◆ **PROVIDED MATERIAL**:
------------------------------------

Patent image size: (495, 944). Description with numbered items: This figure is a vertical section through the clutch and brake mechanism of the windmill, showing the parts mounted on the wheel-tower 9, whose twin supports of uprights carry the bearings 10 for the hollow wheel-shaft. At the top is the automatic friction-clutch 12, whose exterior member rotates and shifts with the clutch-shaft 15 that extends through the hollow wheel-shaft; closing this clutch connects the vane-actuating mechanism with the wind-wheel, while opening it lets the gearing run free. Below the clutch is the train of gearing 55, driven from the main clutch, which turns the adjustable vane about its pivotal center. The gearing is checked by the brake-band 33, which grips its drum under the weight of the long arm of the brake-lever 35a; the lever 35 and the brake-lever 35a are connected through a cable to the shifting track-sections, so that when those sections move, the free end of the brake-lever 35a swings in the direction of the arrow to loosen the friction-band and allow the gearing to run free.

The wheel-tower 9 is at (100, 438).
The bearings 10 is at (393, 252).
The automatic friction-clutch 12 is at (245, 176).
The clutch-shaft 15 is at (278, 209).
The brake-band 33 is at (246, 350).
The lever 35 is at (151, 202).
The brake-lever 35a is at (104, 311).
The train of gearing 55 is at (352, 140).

------------------------------------

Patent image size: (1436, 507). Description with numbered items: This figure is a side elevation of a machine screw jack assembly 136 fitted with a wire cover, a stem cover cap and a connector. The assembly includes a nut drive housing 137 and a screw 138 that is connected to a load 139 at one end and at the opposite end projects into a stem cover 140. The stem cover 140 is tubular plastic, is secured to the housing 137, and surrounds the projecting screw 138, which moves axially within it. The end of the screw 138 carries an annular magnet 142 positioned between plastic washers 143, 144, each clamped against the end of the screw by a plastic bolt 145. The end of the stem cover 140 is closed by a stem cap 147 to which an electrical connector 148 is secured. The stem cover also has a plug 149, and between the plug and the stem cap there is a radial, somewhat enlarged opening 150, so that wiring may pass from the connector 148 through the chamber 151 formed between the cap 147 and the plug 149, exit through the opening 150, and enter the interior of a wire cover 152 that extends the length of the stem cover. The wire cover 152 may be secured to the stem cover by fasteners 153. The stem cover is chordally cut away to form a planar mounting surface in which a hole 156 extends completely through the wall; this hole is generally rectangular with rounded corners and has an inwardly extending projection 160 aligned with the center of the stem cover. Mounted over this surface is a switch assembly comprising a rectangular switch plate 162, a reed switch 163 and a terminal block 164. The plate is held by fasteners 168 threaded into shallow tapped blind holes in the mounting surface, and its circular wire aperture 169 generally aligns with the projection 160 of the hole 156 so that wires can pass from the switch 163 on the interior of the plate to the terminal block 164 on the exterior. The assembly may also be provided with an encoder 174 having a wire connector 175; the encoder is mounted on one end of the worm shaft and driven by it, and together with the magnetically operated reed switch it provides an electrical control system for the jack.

------------------------------------

◆ **TASK OBJECTIVE**:
Replace "windmill" with "wind-engine" in the entries from the line with "Patent image size: (495, 944)." up to and including the line with "The train of gearing 55 is at (352, 140).". Give only those lines again, with nothing else changed.

◆ **RESPONSE TO THE TASK**:
Patent image size: (495, 944). Description with numbered items: This figure is a vertical section through the clutch and brake mechanism of the wind-engine, showing the parts mounted on the wheel-tower 9, whose twin supports of uprights carry the bearings 10 for the hollow wheel-shaft. At the top is the automatic friction-clutch 12, whose exterior member rotates and shifts with the clutch-shaft 15 that extends through the hollow wheel-shaft; closing this clutch connects the vane-actuating mechanism with the wind-wheel, while opening it lets the gearing run free. Below the clutch is the train of gearing 55, driven from the main clutch, which turns the adjustable vane about its pivotal center. The gearing is checked by the brake-band 33, which grips its drum under the weight of the long arm of the brake-lever 35a; the lever 35 and the brake-lever 35a are connected through a cable to the shifting track-sections, so that when those sections move, the free end of the brake-lever 35a swings in the direction of the arrow to loosen the friction-band and allow the gearing to run free.

The wheel-tower 9 is at (100, 438).
The bearings 10 is at (393, 252).
The automatic friction-clutch 12 is at (245, 176).
The clutch-shaft 15 is at (278, 209).
The brake-band 33 is at (246, 350).
The lever 35 is at (151, 202).
The brake-lever 35a is at (104, 311).
The train of gearing 55 is at (352, 140).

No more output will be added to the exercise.